SUPPLIED RECORDS:
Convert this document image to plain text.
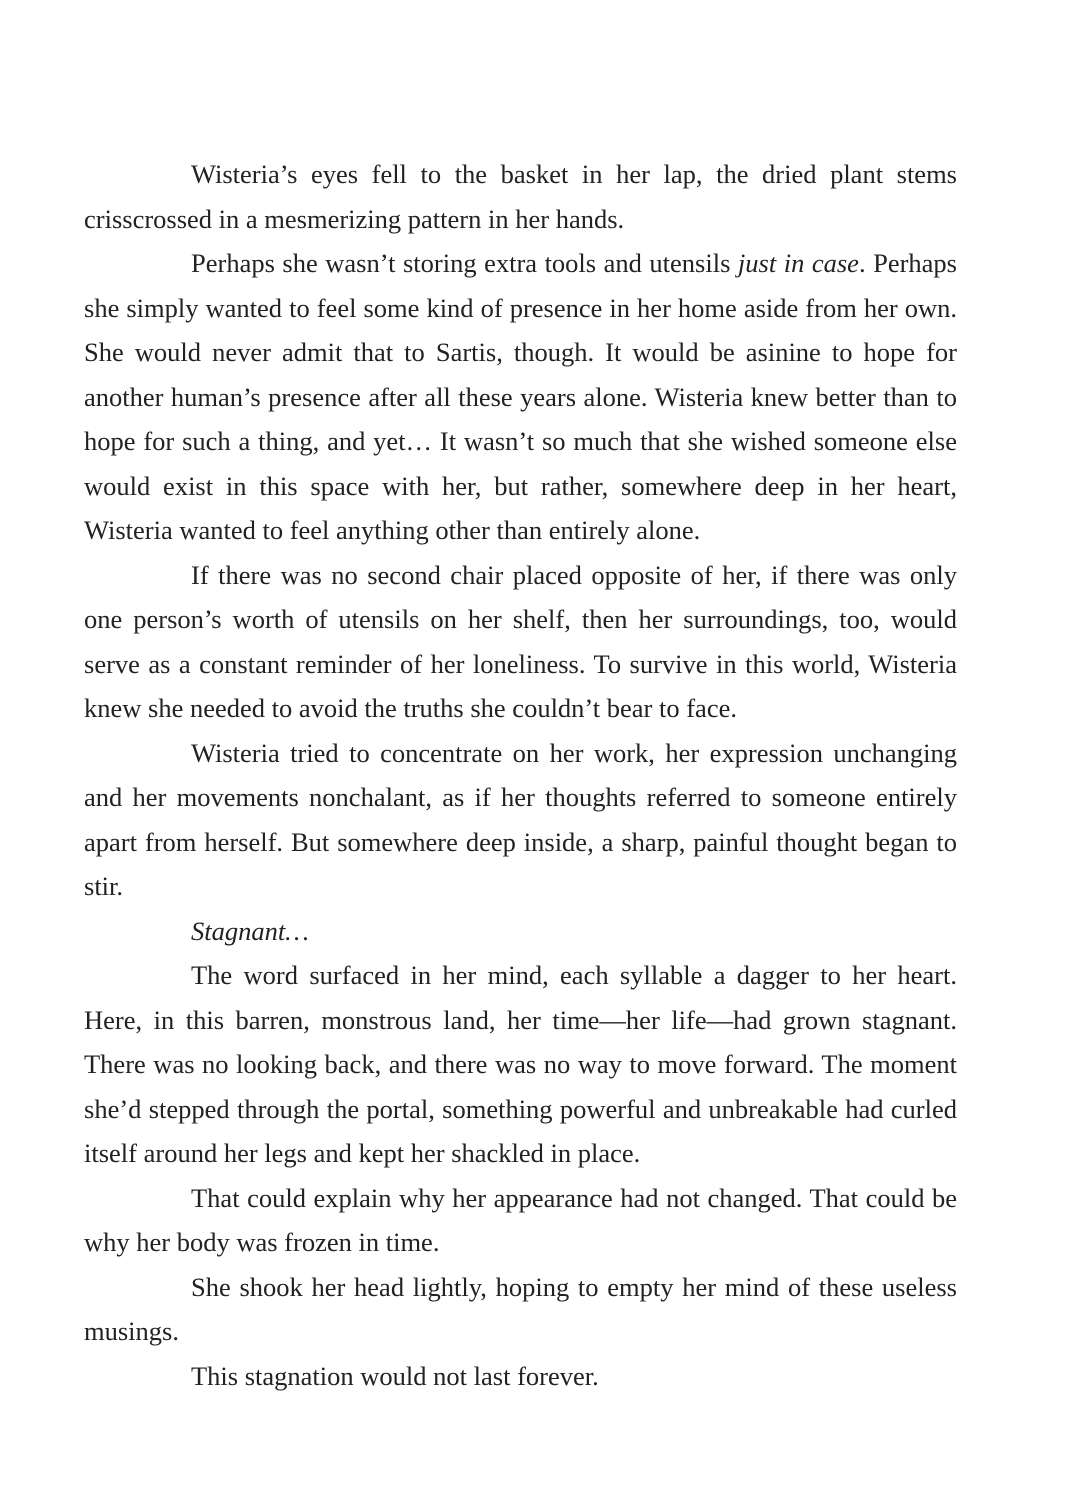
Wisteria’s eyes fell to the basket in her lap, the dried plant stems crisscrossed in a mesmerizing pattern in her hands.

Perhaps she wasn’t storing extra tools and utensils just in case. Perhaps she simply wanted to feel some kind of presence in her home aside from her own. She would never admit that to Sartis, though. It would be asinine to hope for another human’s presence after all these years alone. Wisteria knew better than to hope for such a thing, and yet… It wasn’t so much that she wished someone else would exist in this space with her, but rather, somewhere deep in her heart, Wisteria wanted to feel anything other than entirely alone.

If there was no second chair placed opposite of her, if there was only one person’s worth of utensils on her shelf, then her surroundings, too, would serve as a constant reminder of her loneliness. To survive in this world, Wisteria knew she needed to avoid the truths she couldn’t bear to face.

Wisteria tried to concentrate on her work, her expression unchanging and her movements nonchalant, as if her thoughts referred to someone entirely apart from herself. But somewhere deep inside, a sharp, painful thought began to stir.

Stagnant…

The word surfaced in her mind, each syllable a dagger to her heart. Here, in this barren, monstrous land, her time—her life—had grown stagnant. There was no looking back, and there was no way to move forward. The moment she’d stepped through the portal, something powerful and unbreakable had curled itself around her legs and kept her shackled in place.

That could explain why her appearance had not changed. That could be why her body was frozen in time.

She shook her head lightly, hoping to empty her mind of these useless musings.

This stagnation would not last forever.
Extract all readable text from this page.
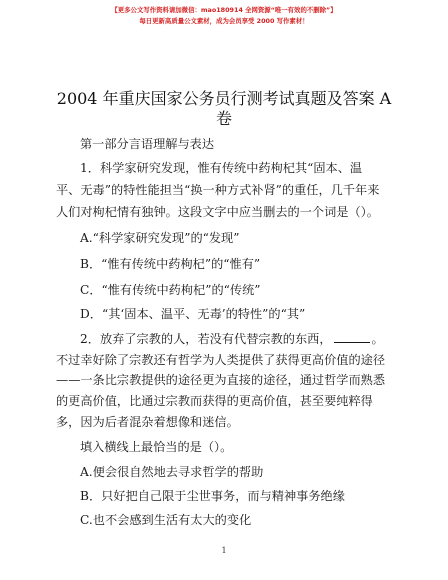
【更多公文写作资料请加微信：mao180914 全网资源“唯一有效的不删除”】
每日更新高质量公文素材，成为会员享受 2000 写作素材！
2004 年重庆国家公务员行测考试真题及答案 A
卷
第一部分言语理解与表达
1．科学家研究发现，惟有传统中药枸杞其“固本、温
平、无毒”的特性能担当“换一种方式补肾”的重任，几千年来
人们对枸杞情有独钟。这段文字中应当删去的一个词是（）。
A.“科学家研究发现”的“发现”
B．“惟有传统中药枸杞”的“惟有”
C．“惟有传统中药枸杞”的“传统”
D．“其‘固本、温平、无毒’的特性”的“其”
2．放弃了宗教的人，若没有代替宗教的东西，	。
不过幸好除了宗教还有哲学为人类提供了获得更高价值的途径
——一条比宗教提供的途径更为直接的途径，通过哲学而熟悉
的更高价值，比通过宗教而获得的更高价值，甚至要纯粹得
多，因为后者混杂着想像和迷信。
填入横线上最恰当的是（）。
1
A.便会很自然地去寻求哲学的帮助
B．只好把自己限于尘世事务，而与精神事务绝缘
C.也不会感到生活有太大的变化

GIVEN TASK: Look through the material above and pick out each line holding the word "科学家研究发现".

RESPONSE TO THE TASK:
1．科学家研究发现，惟有传统中药枸杞其“固本、温
A.“科学家研究发现”的“发现”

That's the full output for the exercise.